_Goal_.
Lines containing the string "NGHIỆM" are to be counted; report only how many there are.

Dataset entries:
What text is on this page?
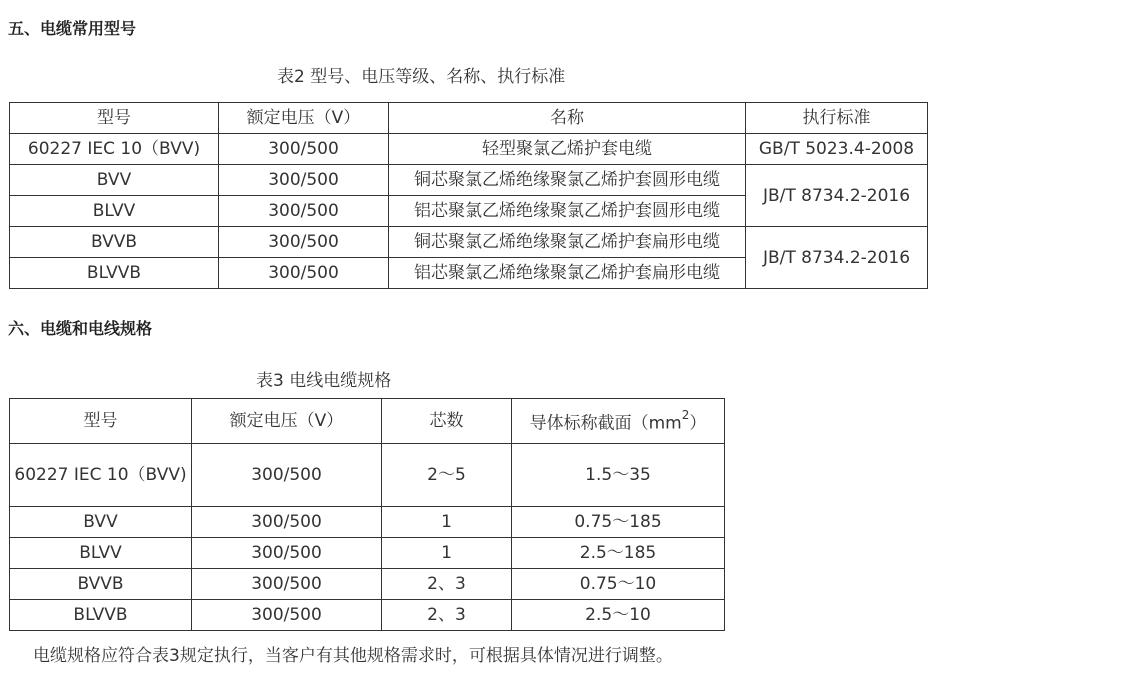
五、电缆常用型号

表2 型号、电压等级、名称、执行标准

型号	额定电压（V）	名称	执行标准
60227 IEC 10（BVV)	300/500	轻型聚氯乙烯护套电缆	GB/T 5023.4-2008
BVV	300/500	铜芯聚氯乙烯绝缘聚氯乙烯护套圆形电缆	JB/T 8734.2-2016
BLVV	300/500	铝芯聚氯乙烯绝缘聚氯乙烯护套圆形电缆	
BVVB	300/500	铜芯聚氯乙烯绝缘聚氯乙烯护套扁形电缆	JB/T 8734.2-2016
BLVVB	300/500	铝芯聚氯乙烯绝缘聚氯乙烯护套扁形电缆	
六、电缆和电线规格

表3 电线电缆规格

型号	额定电压（V）	芯数	导体标称截面$(mm^2)$
60227 IEC 10（BVV)	300/500	2～5	1.5～35
BVV	300/500	1	0.75～185
BLVV	300/500	1	2.5～185
BVVB	300/500	2、3	0.75～10
BLVVB	300/500	2、3	2.5～10

电缆规格应符合表3规定执行，当客户有其他规格需求时，可根据具体情况进行调整。
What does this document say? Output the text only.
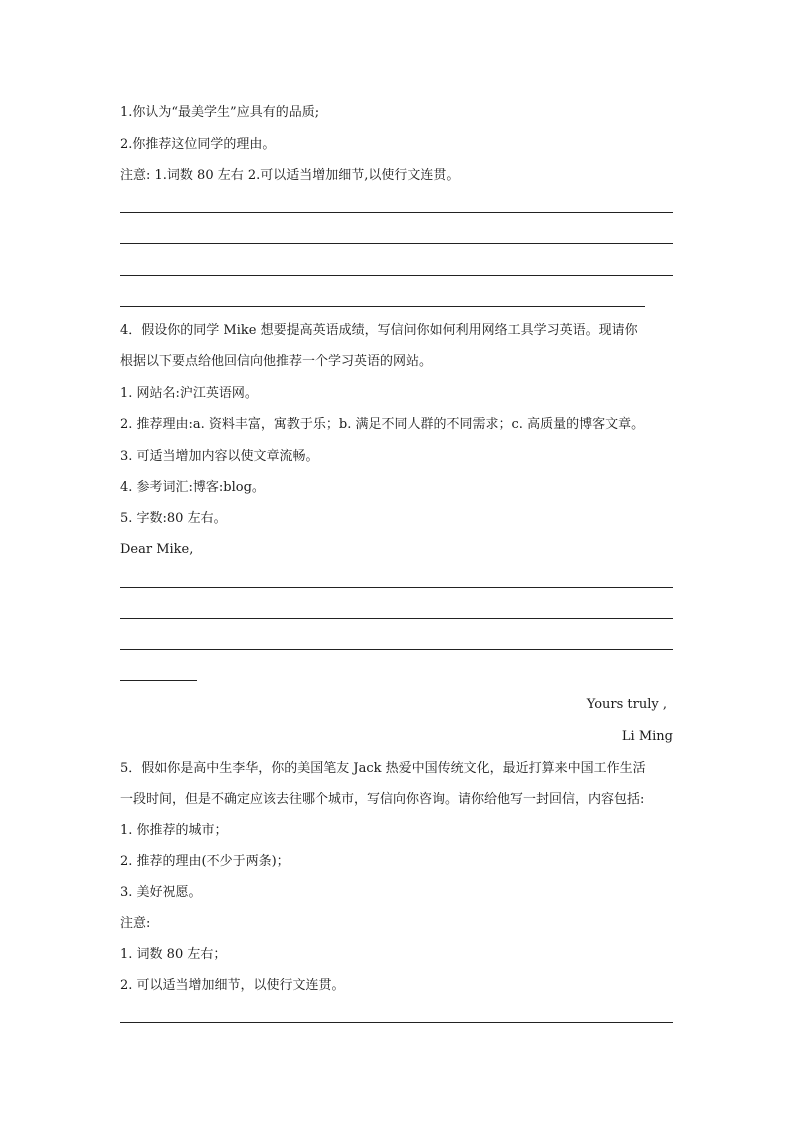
1.你认为“最美学生”应具有的品质;
2.你推荐这位同学的理由。
注意: 1.词数 80 左右 2.可以适当增加细节,以使行文连贯。
4．假设你的同学 Mike 想要提高英语成绩，写信问你如何利用网络工具学习英语。现请你
根据以下要点给他回信向他推荐一个学习英语的网站。
1. 网站名:沪江英语网。
2. 推荐理由:a. 资料丰富，寓教于乐；b. 满足不同人群的不同需求；c. 高质量的博客文章。
3. 可适当增加内容以使文章流畅。
4. 参考词汇:博客:blog。
5. 字数:80 左右。
Dear Mike,
Yours truly ,
Li Ming
5．假如你是高中生李华，你的美国笔友 Jack 热爱中国传统文化，最近打算来中国工作生活
一段时间，但是不确定应该去往哪个城市，写信向你咨询。请你给他写一封回信，内容包括:
1. 你推荐的城市；
2. 推荐的理由(不少于两条)；
3. 美好祝愿。
注意:
1. 词数 80 左右；
2. 可以适当增加细节，以使行文连贯。
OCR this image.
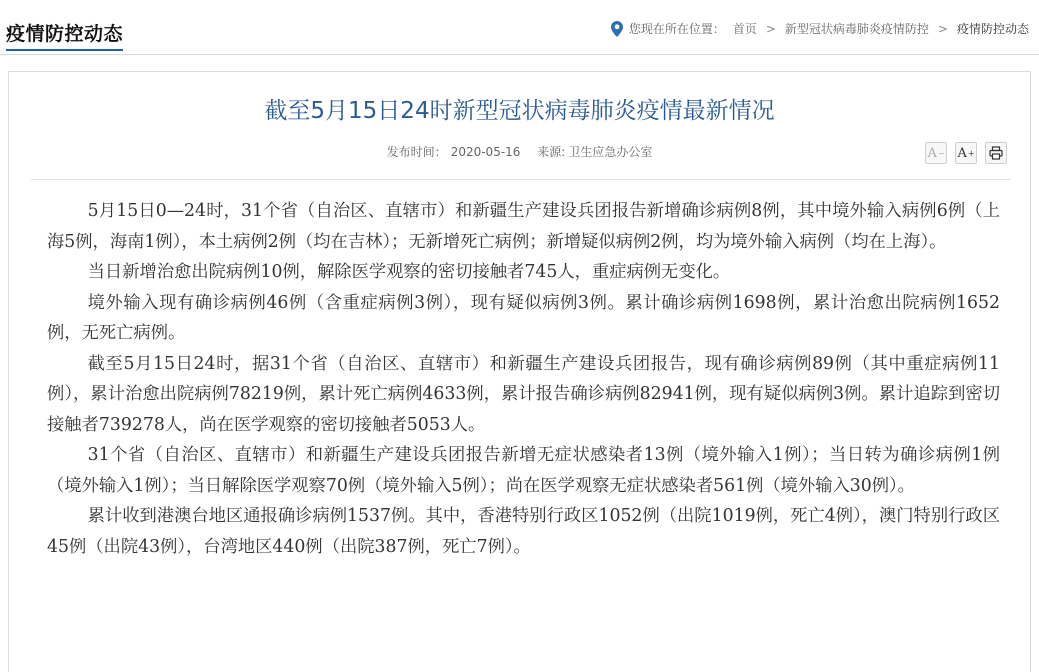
疫情防控动态	您现在所在位置： 首页 > 新型冠状病毒肺炎疫情防控 > 疫情防控动态
截至5月15日24时新型冠状病毒肺炎疫情最新情况
发布时间： 2020-05-16 来源: 卫生应急办公室	A − A +

5月15日0—24时，31个省（自治区、直辖市）和新疆生产建设兵团报告新增确诊病例8例，其中境外输入病例6例（上海5例，海南1例），本土病例2例（均在吉林）；无新增死亡病例；新增疑似病例2例，均为境外输入病例（均在上海）。

当日新增治愈出院病例10例，解除医学观察的密切接触者745人，重症病例无变化。

境外输入现有确诊病例46例（含重症病例3例），现有疑似病例3例。累计确诊病例1698例，累计治愈出院病例1652例，无死亡病例。

截至5月15日24时，据31个省（自治区、直辖市）和新疆生产建设兵团报告，现有确诊病例89例（其中重症病例11例），累计治愈出院病例78219例，累计死亡病例4633例，累计报告确诊病例82941例，现有疑似病例3例。累计追踪到密切接触者739278人，尚在医学观察的密切接触者5053人。

31个省（自治区、直辖市）和新疆生产建设兵团报告新增无症状感染者13例（境外输入1例）；当日转为确诊病例1例（境外输入1例）；当日解除医学观察70例（境外输入5例）；尚在医学观察无症状感染者561例（境外输入30例）。

累计收到港澳台地区通报确诊病例1537例。其中，香港特别行政区1052例（出院1019例，死亡4例），澳门特别行政区45例（出院43例），台湾地区440例（出院387例，死亡7例）。
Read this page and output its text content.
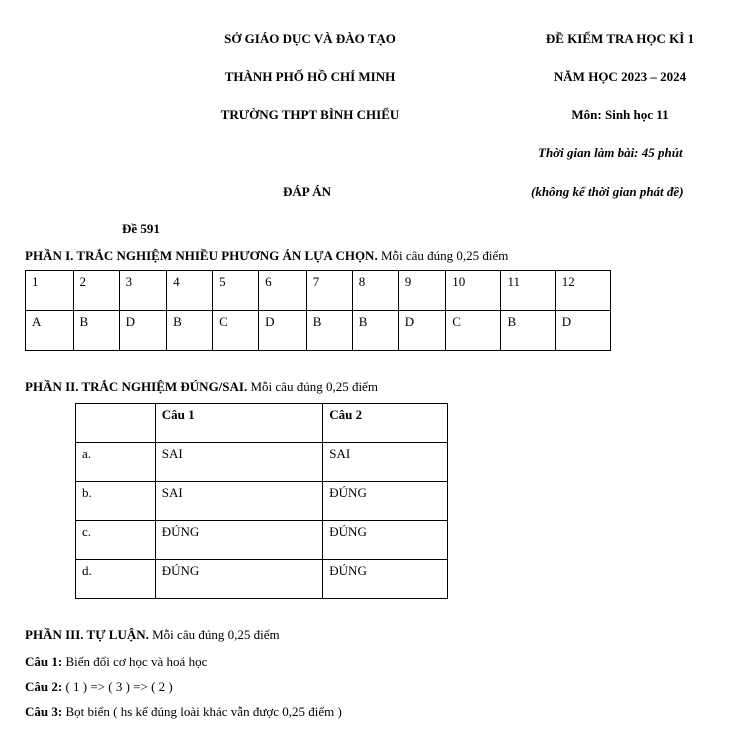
SỞ GIÁO DỤC VÀ ĐÀO TẠO
THÀNH PHỐ HỒ CHÍ MINH
TRƯỜNG THPT BÌNH CHIỂU
ĐỀ KIỂM TRA HỌC KÌ 1
NĂM HỌC 2023 – 2024
Môn: Sinh học 11
Thời gian làm bài: 45 phút
(không kể thời gian phát đề)
ĐÁP ÁN
Đề 591
PHẦN I. TRẮC NGHIỆM NHIỀU PHƯƠNG ÁN LỰA CHỌN. Mỗi câu đúng 0,25 điểm
1	2	3	4	5	6	7	8	9	10	11	12
A	B	D	B	C	D	B	B	D	C	B	D
PHẦN II. TRẮC NGHIỆM ĐÚNG/SAI. Mỗi câu đúng 0,25 điểm
	Câu 1	Câu 2
a.	SAI	SAI
b.	SAI	ĐÚNG
c.	ĐÚNG	ĐÚNG
d.	ĐÚNG	ĐÚNG
PHẦN III. TỰ LUẬN. Mỗi câu đúng 0,25 điểm
Câu 1: Biến đổi cơ học và hoá học
Câu 2: ( 1 ) => ( 3 ) => ( 2 )
Câu 3: Bọt biển ( hs kể đúng loài khác vẫn được 0,25 điểm )
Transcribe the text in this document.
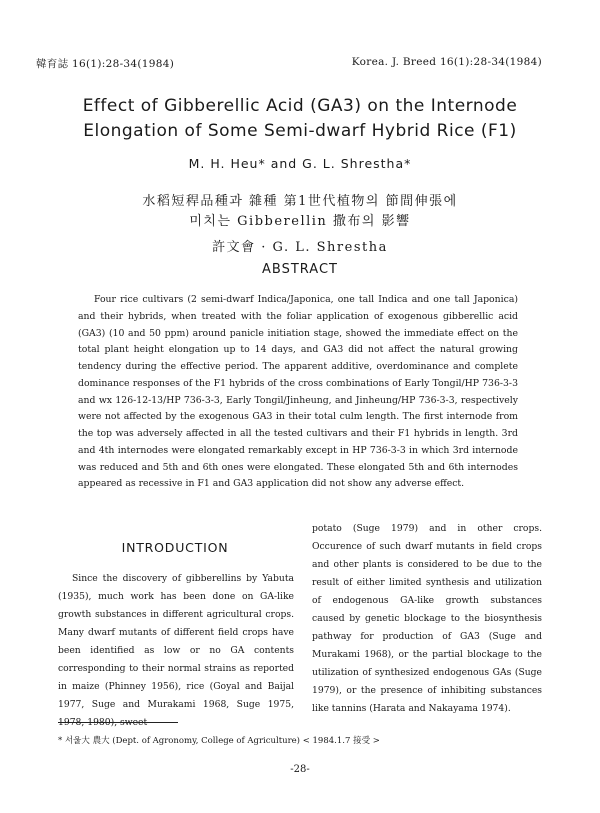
韓育誌 16(1):28-34(1984)	Korea. J. Breed 16(1):28-34(1984)
Effect of Gibberellic Acid (GA3) on the Internode
Elongation of Some Semi-dwarf Hybrid Rice (F1)
M. H. Heu* and G. L. Shrestha*
水稻短稈品種과 雜種 第1世代植物의 節間伸張에
미치는 Gibberellin 撒布의 影響
許文會 · G. L. Shrestha
ABSTRACT

Four rice cultivars (2 semi-dwarf Indica/Japonica, one tall Indica and one tall Japonica) and their hybrids, when treated with the foliar application of exogenous gibberellic acid (GA3) (10 and 50 ppm) around panicle initiation stage, showed the immediate effect on the total plant height elongation up to 14 days, and GA3 did not affect the natural growing tendency during the effective period. The apparent additive, overdominance and complete dominance responses of the F1 hybrids of the cross combinations of Early Tongil/HP 736-3-3 and wx 126-12-13/HP 736-3-3, Early Tongil/Jinheung, and Jinheung/HP 736-3-3, respectively were not affected by the exogenous GA3 in their total culm length. The first internode from the top was adversely affected in all the tested cultivars and their F1 hybrids in length. 3rd and 4th internodes were elongated remarkably except in HP 736-3-3 in which 3rd internode was reduced and 5th and 6th ones were elongated. These elongated 5th and 6th internodes appeared as recessive in F1 and GA3 application did not show any adverse effect.

INTRODUCTION

Since the discovery of gibberellins by Yabuta (1935), much work has been done on GA-like growth substances in different agricultural crops. Many dwarf mutants of different field crops have been identified as low or no GA contents corresponding to their normal strains as reported in maize (Phinney 1956), rice (Goyal and Baijal 1977, Suge and Murakami 1968, Suge 1975, 1978, 1980), sweet

potato (Suge 1979) and in other crops. Occurence of such dwarf mutants in field crops and other plants is considered to be due to the result of either limited synthesis and utilization of endogenous GA-like growth substances caused by genetic blockage to the biosynthesis pathway for production of GA3 (Suge and Murakami 1968), or the partial blockage to the utilization of synthesized endogenous GAs (Suge 1979), or the presence of inhibiting substances like tannins (Harata and Nakayama 1974).

* 서울大 農大 (Dept. of Agronomy, College of Agriculture) < 1984.1.7 接受 >
-28-
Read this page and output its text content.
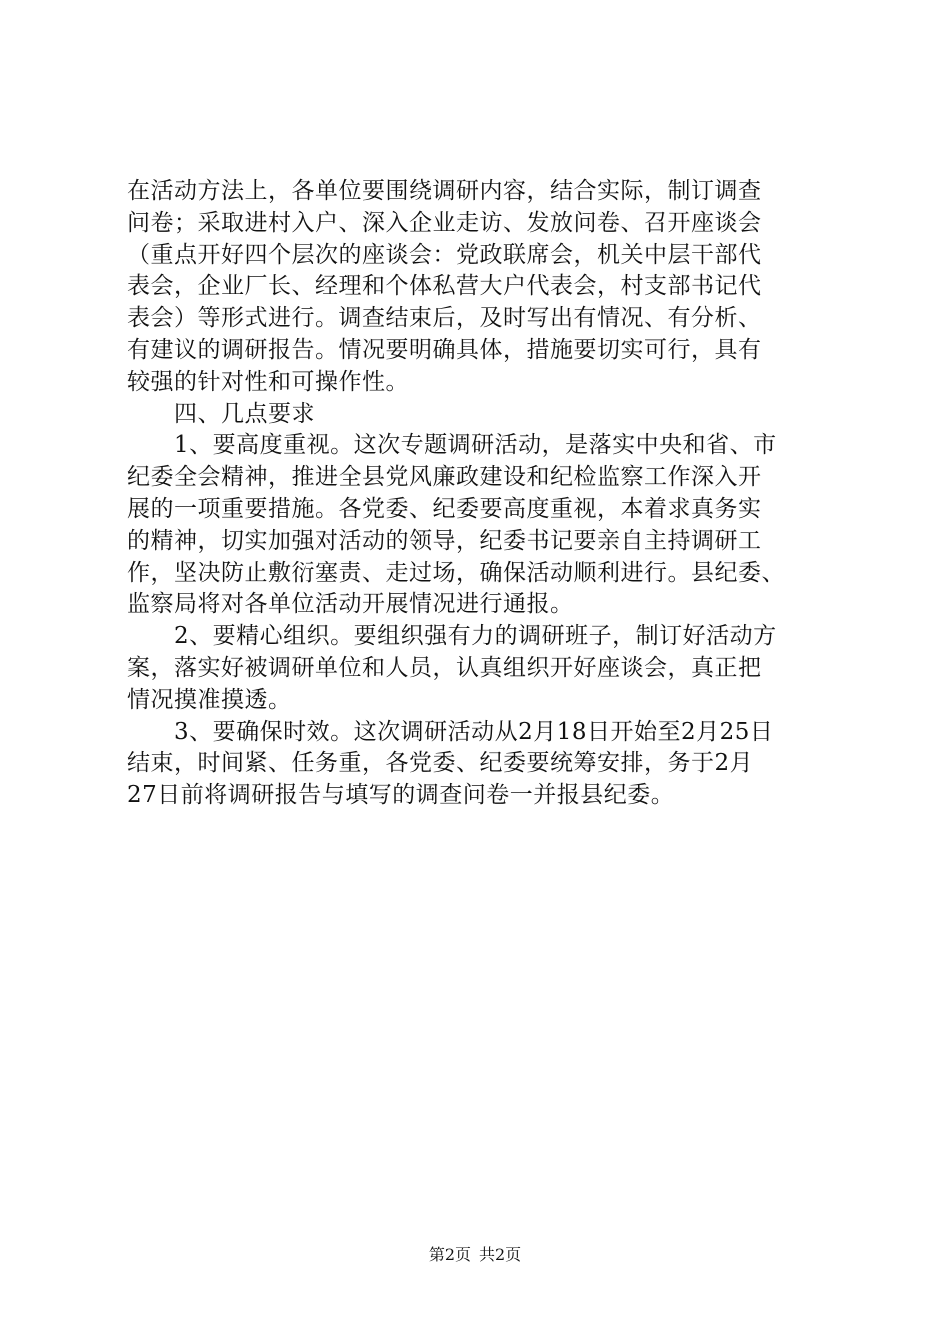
在活动方法上，各单位要围绕调研内容，结合实际，制订调查
问卷；采取进村入户、深入企业走访、发放问卷、召开座谈会
（重点开好四个层次的座谈会：党政联席会，机关中层干部代
表会，企业厂长、经理和个体私营大户代表会，村支部书记代
表会）等形式进行。调查结束后，及时写出有情况、有分析、
有建议的调研报告。情况要明确具体，措施要切实可行，具有
较强的针对性和可操作性。
四、几点要求
1、要高度重视。这次专题调研活动，是落实中央和省、市
纪委全会精神，推进全县党风廉政建设和纪检监察工作深入开
展的一项重要措施。各党委、纪委要高度重视，本着求真务实
的精神，切实加强对活动的领导，纪委书记要亲自主持调研工
作，坚决防止敷衍塞责、走过场，确保活动顺利进行。县纪委、
监察局将对各单位活动开展情况进行通报。
2、要精心组织。要组织强有力的调研班子，制订好活动方
案，落实好被调研单位和人员，认真组织开好座谈会，真正把
情况摸准摸透。
3、要确保时效。这次调研活动从2月18日开始至2月25日
结束，时间紧、任务重，各党委、纪委要统筹安排，务于2月
27日前将调研报告与填写的调查问卷一并报县纪委。
第2页 共2页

_Answer to the problem_.
2